Retype every line from the one containing "table-cell: 50 bbox=[0, 592, 290, 668]" down to the one containing "table-cell: 20 bbox=[0, 744, 290, 820]", including both of those lines.

--- Rows ---

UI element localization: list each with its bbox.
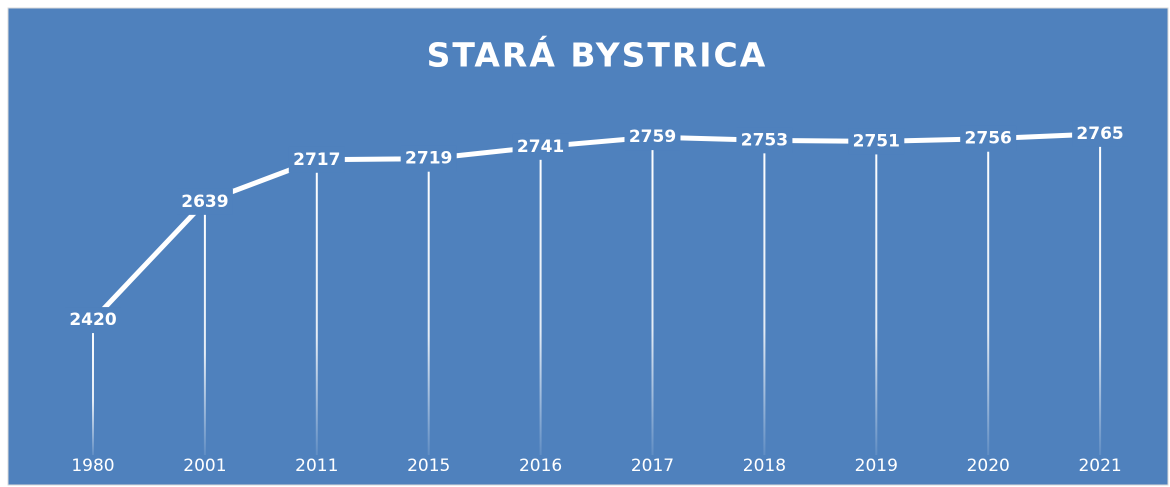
label-backdrop <box>960 125 1017 152</box>
label-backdrop <box>512 133 569 160</box>
label-backdrop <box>400 145 457 172</box>
label-backdrop <box>1072 120 1129 147</box>
x-tick-label: 2001 <box>183 456 226 476</box>
x-tick-label: 2011 <box>295 456 338 476</box>
drop-line <box>875 141 878 455</box>
drop-line <box>203 201 206 455</box>
data-label: 2741 <box>517 137 564 157</box>
data-label: 2765 <box>1076 124 1123 144</box>
drop-line <box>987 138 990 455</box>
label-backdrop <box>624 124 681 151</box>
label-backdrop <box>288 146 345 173</box>
drop-line <box>427 158 430 455</box>
data-label: 2719 <box>405 149 452 169</box>
label-backdrop <box>848 128 905 155</box>
drop-line <box>1099 133 1102 455</box>
data-label: 2639 <box>181 192 228 212</box>
x-tick-label: 2019 <box>855 456 898 476</box>
data-label: 2717 <box>293 150 340 170</box>
data-label: 2420 <box>69 310 116 330</box>
x-tick-label: 1980 <box>71 456 114 476</box>
x-tick-label: 2020 <box>967 456 1010 476</box>
data-label: 2759 <box>629 127 676 147</box>
line <box>91 131 1101 322</box>
x-tick-label: 2021 <box>1078 456 1121 476</box>
data-label: 2751 <box>853 131 900 151</box>
drop-line <box>92 320 94 455</box>
label-backdrop <box>65 307 121 334</box>
drop-line <box>651 137 654 455</box>
chart-area <box>7 7 1169 486</box>
drop-line <box>315 159 318 455</box>
x-tick-label: 2017 <box>631 456 674 476</box>
data-label: 2756 <box>965 129 1012 149</box>
label-backdrop <box>176 188 233 215</box>
label-backdrop <box>736 127 793 154</box>
x-tick-label: 2018 <box>743 456 786 476</box>
x-tick-label: 2016 <box>519 456 562 476</box>
chart-title: STARÁ BYSTRICA <box>427 35 768 75</box>
data-label: 2753 <box>741 130 788 150</box>
drop-line <box>763 140 766 455</box>
x-tick-label: 2015 <box>407 456 450 476</box>
drop-line <box>539 146 542 455</box>
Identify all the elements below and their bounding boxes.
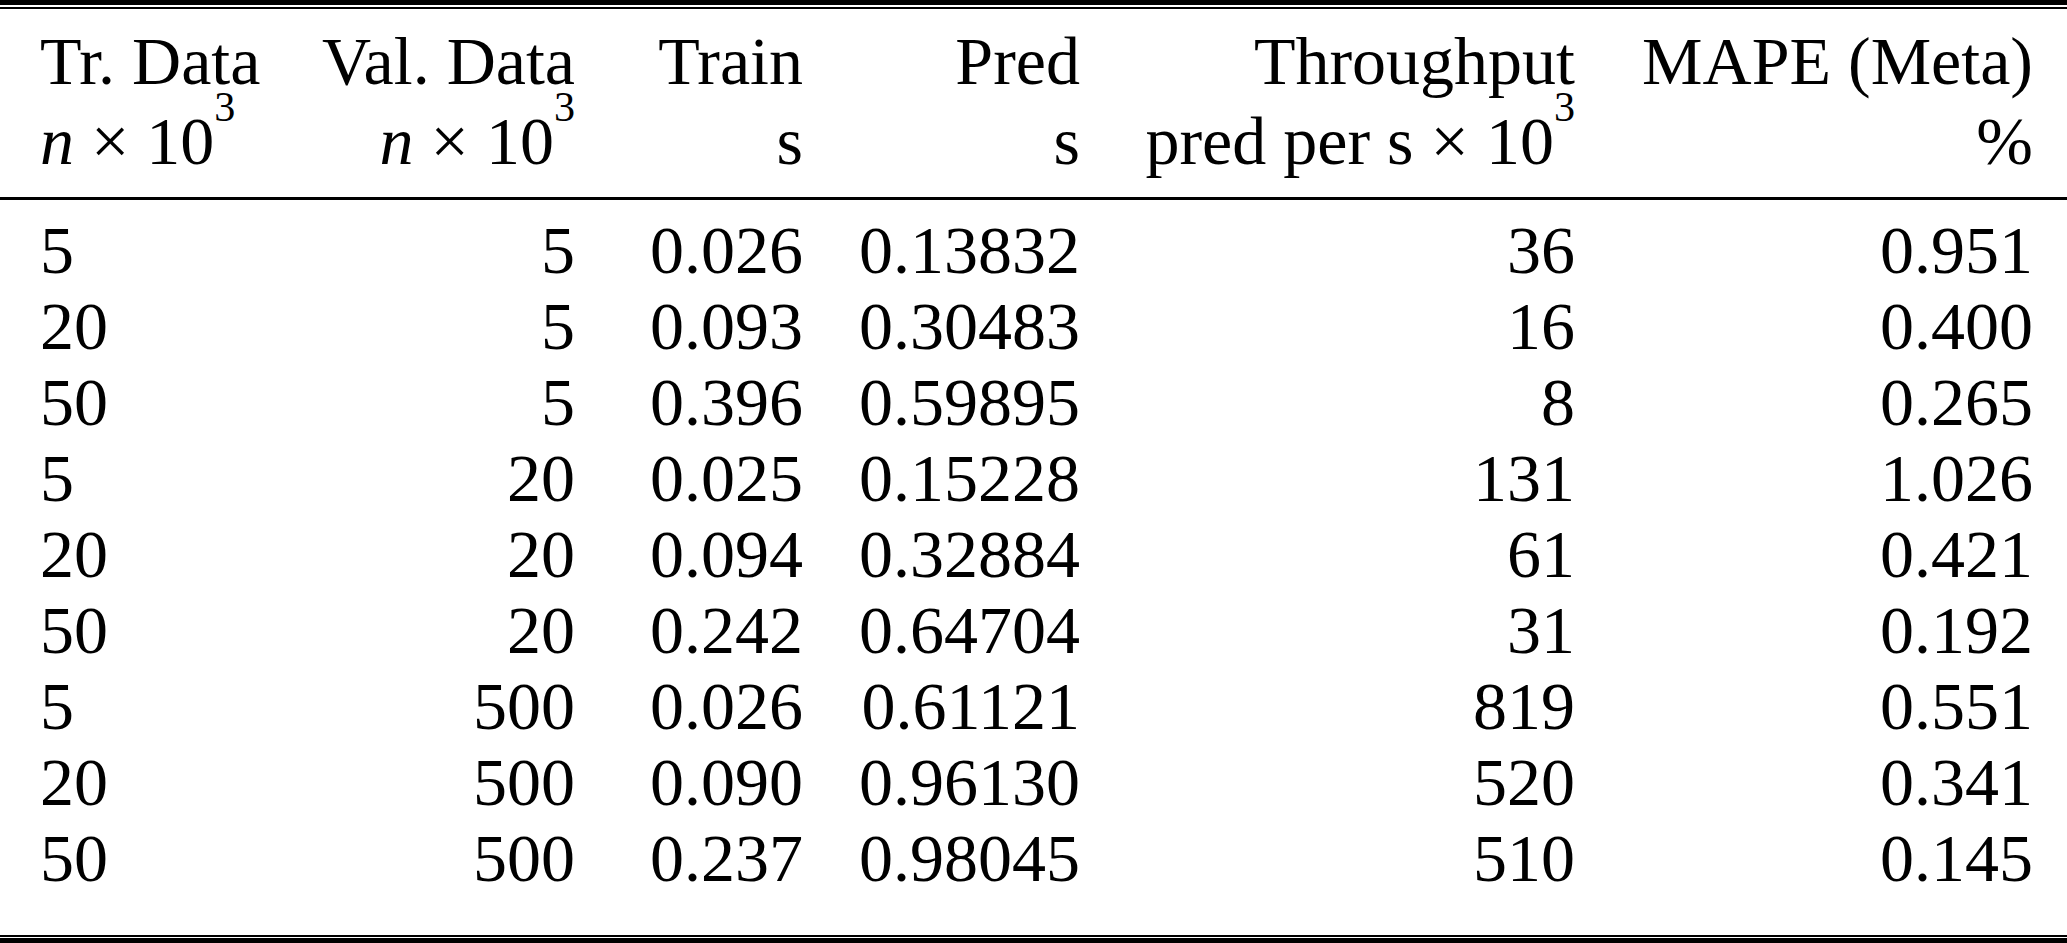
table-cell: 50 bbox=[0, 592, 290, 668]
table-cell: 819 bbox=[1080, 668, 1575, 744]
col-unit: s bbox=[575, 101, 803, 181]
table-cell: 0.421 bbox=[1575, 516, 2067, 592]
table-cell: 5 bbox=[0, 199, 290, 289]
col-title: MAPE (Meta) bbox=[1575, 21, 2033, 101]
table-cell: 0.094 bbox=[575, 516, 803, 592]
col-unit: % bbox=[1575, 101, 2033, 181]
table-cell: 20 bbox=[0, 744, 290, 820]
table-cell: 50 bbox=[0, 364, 290, 440]
table-row: 50200.2420.64704310.192 bbox=[0, 592, 2067, 668]
table-row: 5050.3960.5989580.265 bbox=[0, 364, 2067, 440]
table-row: 20200.0940.32884610.421 bbox=[0, 516, 2067, 592]
table-cell: 520 bbox=[1080, 744, 1575, 820]
table-cell: 510 bbox=[1080, 820, 1575, 935]
table-cell: 5 bbox=[0, 440, 290, 516]
col-unit: pred per s × 103 bbox=[1080, 101, 1575, 181]
table-cell: 1.026 bbox=[1575, 440, 2067, 516]
table-cell: 0.145 bbox=[1575, 820, 2067, 935]
table-cell: 50 bbox=[0, 820, 290, 935]
paper-table-page: Tr. Data n × 103 Val. Data n × 103 Train… bbox=[0, 0, 2067, 943]
table-row: 5200.0250.152281311.026 bbox=[0, 440, 2067, 516]
table-cell: 0.13832 bbox=[803, 199, 1080, 289]
col-title: Throughput bbox=[1080, 21, 1575, 101]
table-cell: 0.96130 bbox=[803, 744, 1080, 820]
table-cell: 36 bbox=[1080, 199, 1575, 289]
table-cell: 20 bbox=[0, 288, 290, 364]
col-header-val-data: Val. Data n × 103 bbox=[290, 9, 575, 199]
table-cell: 31 bbox=[1080, 592, 1575, 668]
table-cell: 0.15228 bbox=[803, 440, 1080, 516]
table-cell: 61 bbox=[1080, 516, 1575, 592]
table-cell: 0.551 bbox=[1575, 668, 2067, 744]
table-cell: 0.341 bbox=[1575, 744, 2067, 820]
table-cell: 0.61121 bbox=[803, 668, 1080, 744]
table-row: 550.0260.13832360.951 bbox=[0, 199, 2067, 289]
table-cell: 20 bbox=[290, 440, 575, 516]
table-cell: 0.951 bbox=[1575, 199, 2067, 289]
col-title: Tr. Data bbox=[40, 21, 290, 101]
table-cell: 0.090 bbox=[575, 744, 803, 820]
table-cell: 131 bbox=[1080, 440, 1575, 516]
table-cell: 0.265 bbox=[1575, 364, 2067, 440]
table-row: 505000.2370.980455100.145 bbox=[0, 820, 2067, 935]
table-cell: 5 bbox=[0, 668, 290, 744]
header-row: Tr. Data n × 103 Val. Data n × 103 Train… bbox=[0, 9, 2067, 199]
table-cell: 0.59895 bbox=[803, 364, 1080, 440]
table-cell: 0.64704 bbox=[803, 592, 1080, 668]
table-cell: 16 bbox=[1080, 288, 1575, 364]
table-cell: 5 bbox=[290, 288, 575, 364]
table-cell: 0.093 bbox=[575, 288, 803, 364]
col-unit: s bbox=[803, 101, 1080, 181]
table-cell: 0.026 bbox=[575, 199, 803, 289]
table-cell: 0.026 bbox=[575, 668, 803, 744]
table-cell: 500 bbox=[290, 820, 575, 935]
col-unit: n × 103 bbox=[290, 101, 575, 181]
table-cell: 0.192 bbox=[1575, 592, 2067, 668]
col-header-train: Train s bbox=[575, 9, 803, 199]
table-cell: 5 bbox=[290, 199, 575, 289]
col-header-throughput: Throughput pred per s × 103 bbox=[1080, 9, 1575, 199]
table-cell: 0.400 bbox=[1575, 288, 2067, 364]
table-row: 205000.0900.961305200.341 bbox=[0, 744, 2067, 820]
col-title: Val. Data bbox=[290, 21, 575, 101]
table-cell: 5 bbox=[290, 364, 575, 440]
col-unit: n × 103 bbox=[40, 101, 290, 181]
table-cell: 500 bbox=[290, 744, 575, 820]
table-cell: 0.32884 bbox=[803, 516, 1080, 592]
table-cell: 20 bbox=[290, 516, 575, 592]
col-header-mape-meta: MAPE (Meta) % bbox=[1575, 9, 2067, 199]
table-body: 550.0260.13832360.9512050.0930.30483160.… bbox=[0, 199, 2067, 936]
table-cell: 0.237 bbox=[575, 820, 803, 935]
table-cell: 20 bbox=[0, 516, 290, 592]
col-title: Train bbox=[575, 21, 803, 101]
table-row: 55000.0260.611218190.551 bbox=[0, 668, 2067, 744]
table-cell: 500 bbox=[290, 668, 575, 744]
table-cell: 0.242 bbox=[575, 592, 803, 668]
col-title: Pred bbox=[803, 21, 1080, 101]
col-header-tr-data: Tr. Data n × 103 bbox=[0, 9, 290, 199]
table-row: 2050.0930.30483160.400 bbox=[0, 288, 2067, 364]
table-header: Tr. Data n × 103 Val. Data n × 103 Train… bbox=[0, 9, 2067, 199]
table-cell: 0.396 bbox=[575, 364, 803, 440]
col-header-pred: Pred s bbox=[803, 9, 1080, 199]
table-cell: 0.98045 bbox=[803, 820, 1080, 935]
table-cell: 0.30483 bbox=[803, 288, 1080, 364]
table-cell: 0.025 bbox=[575, 440, 803, 516]
table-cell: 20 bbox=[290, 592, 575, 668]
results-table: Tr. Data n × 103 Val. Data n × 103 Train… bbox=[0, 9, 2067, 935]
bottom-rule-thick bbox=[0, 938, 2067, 943]
table-cell: 8 bbox=[1080, 364, 1575, 440]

---

**Answer to the exercise**
table-cell: 50 bbox=[0, 592, 290, 668]
table-cell: 819 bbox=[1080, 668, 1575, 744]
col-unit: s bbox=[575, 101, 803, 181]
table-cell: 0.421 bbox=[1575, 516, 2067, 592]
table-cell: 5 bbox=[0, 199, 290, 289]
col-title: MAPE (Meta) bbox=[1575, 21, 2033, 101]
table-cell: 0.094 bbox=[575, 516, 803, 592]
col-unit: % bbox=[1575, 101, 2033, 181]
table-cell: 20 bbox=[0, 744, 290, 820]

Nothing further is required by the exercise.